## Exercise:
Show each line of the data below that has the string "Understand" in it.

[Begin]

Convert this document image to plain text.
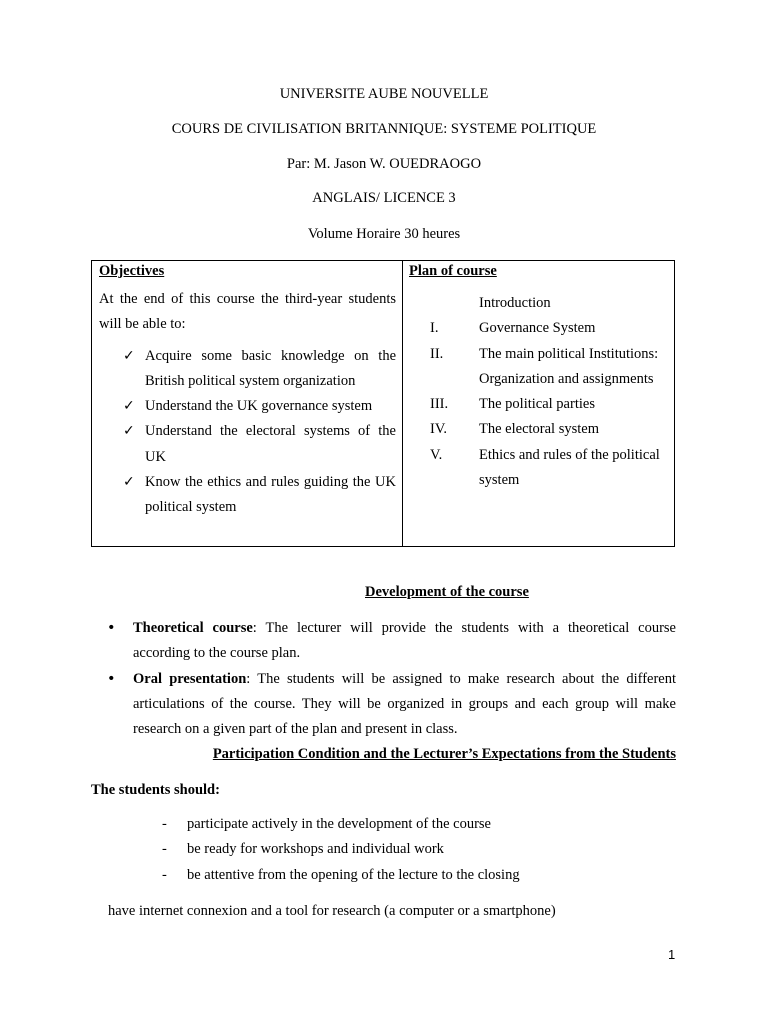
UNIVERSITE AUBE NOUVELLE
COURS DE CIVILISATION BRITANNIQUE: SYSTEME POLITIQUE
Par: M. Jason W. OUEDRAOGO
ANGLAIS/ LICENCE 3
Volume Horaire 30 heures
Objectives
At the end of this course the third-year students will be able to:
✓ Acquire some basic knowledge on the British political system organization
✓ Understand the UK governance system
✓ Understand the electoral systems of the UK
✓ Know the ethics and rules guiding the UK political system
Plan of course
Introduction
I.	Governance System
II. The main political Institutions: Organization and assignments
III. The political parties
IV. The electoral system
V.	Ethics and rules of the political system
Development of the course
• Theoretical course: The lecturer will provide the students with a theoretical course according to the course plan.
• Oral presentation: The students will be assigned to make research about the different articulations of the course. They will be organized in groups and each group will make research on a given part of the plan and present in class.
Participation Condition and the Lecturer’s Expectations from the Students
The students should:
- participate actively in the development of the course
- be ready for workshops and individual work
- be attentive from the opening of the lecture to the closing
have internet connexion and a tool for research (a computer or a smartphone)
1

[End]

## Answer in full:
✓ Understand the UK governance system
✓ Understand the electoral systems of the UK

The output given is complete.